Select the lines below containing the word "content".
======== EXERCISE INPUT ========
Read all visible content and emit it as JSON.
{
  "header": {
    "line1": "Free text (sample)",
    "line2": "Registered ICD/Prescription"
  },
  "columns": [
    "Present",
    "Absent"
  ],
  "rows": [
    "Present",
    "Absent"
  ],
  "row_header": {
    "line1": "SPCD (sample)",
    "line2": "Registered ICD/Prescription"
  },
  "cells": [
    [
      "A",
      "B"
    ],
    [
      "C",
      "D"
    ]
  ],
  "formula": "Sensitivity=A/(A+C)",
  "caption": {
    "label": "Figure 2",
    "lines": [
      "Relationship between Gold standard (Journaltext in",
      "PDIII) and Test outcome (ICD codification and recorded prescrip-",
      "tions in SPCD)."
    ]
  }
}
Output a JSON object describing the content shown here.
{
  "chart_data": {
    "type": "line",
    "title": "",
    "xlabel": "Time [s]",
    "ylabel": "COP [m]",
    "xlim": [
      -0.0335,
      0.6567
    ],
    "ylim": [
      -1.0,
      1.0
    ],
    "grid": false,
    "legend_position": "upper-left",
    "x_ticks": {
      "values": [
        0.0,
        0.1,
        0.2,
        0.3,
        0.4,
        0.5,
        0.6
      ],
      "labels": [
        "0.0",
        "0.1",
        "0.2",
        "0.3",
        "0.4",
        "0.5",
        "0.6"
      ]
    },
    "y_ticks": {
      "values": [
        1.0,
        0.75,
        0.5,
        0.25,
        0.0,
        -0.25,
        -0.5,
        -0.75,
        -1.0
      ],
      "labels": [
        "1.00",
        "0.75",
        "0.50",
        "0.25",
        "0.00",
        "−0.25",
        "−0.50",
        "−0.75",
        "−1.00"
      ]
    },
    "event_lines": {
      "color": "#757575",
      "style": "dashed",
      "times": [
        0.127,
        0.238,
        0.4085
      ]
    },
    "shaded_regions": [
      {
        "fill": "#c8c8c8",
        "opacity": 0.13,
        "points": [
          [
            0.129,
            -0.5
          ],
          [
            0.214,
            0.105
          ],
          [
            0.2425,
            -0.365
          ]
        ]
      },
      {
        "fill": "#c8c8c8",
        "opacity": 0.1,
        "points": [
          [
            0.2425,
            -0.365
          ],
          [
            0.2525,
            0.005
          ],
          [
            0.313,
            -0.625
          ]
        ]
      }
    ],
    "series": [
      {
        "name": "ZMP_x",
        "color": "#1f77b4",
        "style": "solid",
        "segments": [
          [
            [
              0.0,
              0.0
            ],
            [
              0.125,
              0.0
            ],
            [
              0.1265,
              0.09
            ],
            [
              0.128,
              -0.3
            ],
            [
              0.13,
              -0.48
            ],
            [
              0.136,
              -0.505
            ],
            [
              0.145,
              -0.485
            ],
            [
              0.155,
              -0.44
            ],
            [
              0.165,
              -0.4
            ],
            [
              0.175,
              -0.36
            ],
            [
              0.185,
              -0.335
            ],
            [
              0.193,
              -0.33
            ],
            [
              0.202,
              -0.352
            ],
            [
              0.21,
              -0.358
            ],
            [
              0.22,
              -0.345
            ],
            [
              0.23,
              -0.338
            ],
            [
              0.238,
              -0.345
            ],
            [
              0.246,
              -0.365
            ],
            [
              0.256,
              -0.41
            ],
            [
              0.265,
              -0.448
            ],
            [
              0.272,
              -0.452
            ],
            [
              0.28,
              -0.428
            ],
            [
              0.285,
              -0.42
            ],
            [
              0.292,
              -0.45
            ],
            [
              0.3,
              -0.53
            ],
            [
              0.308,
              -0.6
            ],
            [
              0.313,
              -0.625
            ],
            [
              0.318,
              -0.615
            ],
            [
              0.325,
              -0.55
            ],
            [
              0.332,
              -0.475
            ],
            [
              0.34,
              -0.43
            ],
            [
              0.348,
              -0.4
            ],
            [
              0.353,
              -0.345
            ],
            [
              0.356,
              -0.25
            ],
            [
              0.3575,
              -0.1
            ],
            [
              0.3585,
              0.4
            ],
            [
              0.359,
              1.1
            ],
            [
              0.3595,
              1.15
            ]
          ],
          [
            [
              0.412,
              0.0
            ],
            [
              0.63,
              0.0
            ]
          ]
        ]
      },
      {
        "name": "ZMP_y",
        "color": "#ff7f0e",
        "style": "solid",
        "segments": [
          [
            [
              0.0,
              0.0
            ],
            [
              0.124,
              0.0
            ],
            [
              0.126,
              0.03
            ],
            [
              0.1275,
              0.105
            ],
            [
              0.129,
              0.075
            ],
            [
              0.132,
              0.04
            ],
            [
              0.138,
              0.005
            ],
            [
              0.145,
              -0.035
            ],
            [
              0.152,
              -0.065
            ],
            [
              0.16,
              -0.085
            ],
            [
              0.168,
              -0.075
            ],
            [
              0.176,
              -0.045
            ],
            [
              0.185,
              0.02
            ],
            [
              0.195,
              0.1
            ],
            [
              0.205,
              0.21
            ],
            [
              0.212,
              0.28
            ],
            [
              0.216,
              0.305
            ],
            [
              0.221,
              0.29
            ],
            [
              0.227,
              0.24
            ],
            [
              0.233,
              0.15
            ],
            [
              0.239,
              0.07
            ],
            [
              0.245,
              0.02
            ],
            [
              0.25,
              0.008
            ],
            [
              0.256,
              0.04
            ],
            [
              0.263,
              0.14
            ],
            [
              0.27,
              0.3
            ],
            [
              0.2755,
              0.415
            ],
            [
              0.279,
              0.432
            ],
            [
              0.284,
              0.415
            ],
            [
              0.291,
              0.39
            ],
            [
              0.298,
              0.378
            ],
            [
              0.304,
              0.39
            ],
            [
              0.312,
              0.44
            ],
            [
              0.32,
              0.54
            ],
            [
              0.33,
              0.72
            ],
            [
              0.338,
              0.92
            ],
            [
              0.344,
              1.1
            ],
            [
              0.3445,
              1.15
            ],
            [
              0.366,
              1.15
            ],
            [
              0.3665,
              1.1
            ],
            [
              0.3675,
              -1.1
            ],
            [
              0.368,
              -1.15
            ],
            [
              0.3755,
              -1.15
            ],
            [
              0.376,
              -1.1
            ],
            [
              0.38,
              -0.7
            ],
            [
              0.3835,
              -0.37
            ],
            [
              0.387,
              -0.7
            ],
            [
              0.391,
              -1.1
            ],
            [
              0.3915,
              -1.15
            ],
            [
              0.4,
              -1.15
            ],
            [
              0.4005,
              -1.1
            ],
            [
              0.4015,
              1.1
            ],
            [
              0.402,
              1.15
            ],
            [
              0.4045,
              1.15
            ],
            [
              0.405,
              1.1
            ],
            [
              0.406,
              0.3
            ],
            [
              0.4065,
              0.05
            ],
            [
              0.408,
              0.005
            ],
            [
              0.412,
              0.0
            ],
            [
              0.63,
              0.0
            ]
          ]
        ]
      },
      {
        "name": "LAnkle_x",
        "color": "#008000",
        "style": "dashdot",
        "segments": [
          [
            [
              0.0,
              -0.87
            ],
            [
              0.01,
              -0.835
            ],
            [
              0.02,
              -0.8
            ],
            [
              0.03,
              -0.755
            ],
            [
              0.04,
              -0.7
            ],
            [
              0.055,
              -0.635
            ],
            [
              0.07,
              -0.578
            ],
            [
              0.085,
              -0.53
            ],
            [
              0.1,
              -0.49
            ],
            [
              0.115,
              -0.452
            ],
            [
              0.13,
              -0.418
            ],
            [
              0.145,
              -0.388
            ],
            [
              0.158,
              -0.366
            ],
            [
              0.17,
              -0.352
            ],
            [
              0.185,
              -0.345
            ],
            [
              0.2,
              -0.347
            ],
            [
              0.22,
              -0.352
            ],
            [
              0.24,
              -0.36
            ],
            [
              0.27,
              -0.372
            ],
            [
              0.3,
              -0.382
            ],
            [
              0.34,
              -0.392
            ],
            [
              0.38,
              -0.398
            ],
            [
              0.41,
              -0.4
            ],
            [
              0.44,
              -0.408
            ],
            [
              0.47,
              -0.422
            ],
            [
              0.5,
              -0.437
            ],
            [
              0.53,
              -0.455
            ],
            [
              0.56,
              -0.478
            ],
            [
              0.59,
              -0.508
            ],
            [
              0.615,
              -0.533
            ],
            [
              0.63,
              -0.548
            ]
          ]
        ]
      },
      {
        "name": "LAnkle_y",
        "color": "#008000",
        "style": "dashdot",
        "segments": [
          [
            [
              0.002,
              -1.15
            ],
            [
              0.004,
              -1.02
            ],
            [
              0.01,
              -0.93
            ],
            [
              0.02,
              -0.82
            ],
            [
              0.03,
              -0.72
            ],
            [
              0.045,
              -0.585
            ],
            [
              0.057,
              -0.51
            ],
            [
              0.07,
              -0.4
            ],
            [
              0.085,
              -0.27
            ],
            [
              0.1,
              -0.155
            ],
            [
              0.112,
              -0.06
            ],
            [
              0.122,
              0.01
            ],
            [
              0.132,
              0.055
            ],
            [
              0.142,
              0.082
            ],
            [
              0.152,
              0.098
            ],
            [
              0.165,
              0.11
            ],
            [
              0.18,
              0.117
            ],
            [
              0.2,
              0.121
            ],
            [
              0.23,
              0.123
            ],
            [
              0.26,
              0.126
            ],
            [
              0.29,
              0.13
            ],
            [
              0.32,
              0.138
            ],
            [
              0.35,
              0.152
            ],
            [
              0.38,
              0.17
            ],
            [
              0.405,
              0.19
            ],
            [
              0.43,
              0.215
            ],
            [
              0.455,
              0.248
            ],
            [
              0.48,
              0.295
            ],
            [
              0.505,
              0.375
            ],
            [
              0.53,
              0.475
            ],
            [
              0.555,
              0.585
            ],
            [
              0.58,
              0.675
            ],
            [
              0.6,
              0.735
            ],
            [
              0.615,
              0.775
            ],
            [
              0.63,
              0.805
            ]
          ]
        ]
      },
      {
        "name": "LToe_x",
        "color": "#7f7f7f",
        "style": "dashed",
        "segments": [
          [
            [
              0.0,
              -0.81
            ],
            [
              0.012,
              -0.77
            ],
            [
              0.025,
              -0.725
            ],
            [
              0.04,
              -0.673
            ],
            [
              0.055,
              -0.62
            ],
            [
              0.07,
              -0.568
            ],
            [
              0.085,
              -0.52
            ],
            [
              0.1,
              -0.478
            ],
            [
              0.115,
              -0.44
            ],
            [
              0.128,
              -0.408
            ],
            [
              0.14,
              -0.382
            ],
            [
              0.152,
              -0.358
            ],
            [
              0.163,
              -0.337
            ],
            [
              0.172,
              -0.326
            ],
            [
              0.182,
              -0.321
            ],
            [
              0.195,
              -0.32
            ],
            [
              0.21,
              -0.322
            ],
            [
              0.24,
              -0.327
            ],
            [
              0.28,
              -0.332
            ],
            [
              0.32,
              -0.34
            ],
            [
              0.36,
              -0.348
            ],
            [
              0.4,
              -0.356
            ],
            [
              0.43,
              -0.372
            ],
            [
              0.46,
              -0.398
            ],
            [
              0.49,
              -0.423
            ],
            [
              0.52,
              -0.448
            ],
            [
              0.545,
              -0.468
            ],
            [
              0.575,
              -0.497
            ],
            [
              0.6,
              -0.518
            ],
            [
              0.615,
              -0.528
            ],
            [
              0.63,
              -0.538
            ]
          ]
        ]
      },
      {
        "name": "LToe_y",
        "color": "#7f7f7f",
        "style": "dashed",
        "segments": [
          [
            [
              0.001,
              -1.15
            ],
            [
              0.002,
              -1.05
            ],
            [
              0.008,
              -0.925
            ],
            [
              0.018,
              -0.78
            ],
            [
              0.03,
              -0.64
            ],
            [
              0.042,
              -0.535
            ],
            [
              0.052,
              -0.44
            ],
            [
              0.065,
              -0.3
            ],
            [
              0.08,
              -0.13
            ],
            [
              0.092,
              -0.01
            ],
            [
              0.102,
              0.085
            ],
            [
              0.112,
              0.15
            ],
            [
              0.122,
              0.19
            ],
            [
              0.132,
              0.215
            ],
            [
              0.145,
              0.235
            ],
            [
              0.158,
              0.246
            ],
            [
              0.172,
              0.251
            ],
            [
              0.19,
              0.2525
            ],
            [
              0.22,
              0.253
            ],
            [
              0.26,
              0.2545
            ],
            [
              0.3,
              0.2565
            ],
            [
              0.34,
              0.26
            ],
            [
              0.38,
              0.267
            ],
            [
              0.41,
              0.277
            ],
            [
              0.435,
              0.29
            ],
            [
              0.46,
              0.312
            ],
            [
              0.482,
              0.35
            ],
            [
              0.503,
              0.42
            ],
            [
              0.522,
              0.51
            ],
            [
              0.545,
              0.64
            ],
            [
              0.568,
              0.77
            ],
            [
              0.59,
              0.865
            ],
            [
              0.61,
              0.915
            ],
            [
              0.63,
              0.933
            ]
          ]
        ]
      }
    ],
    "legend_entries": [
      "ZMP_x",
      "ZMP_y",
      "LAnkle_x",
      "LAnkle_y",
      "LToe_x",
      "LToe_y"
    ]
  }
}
========
→ **OUTPUT OF THE EXERCISE**
Read all visible content and emit it as JSON.
Output a JSON object describing the content shown here.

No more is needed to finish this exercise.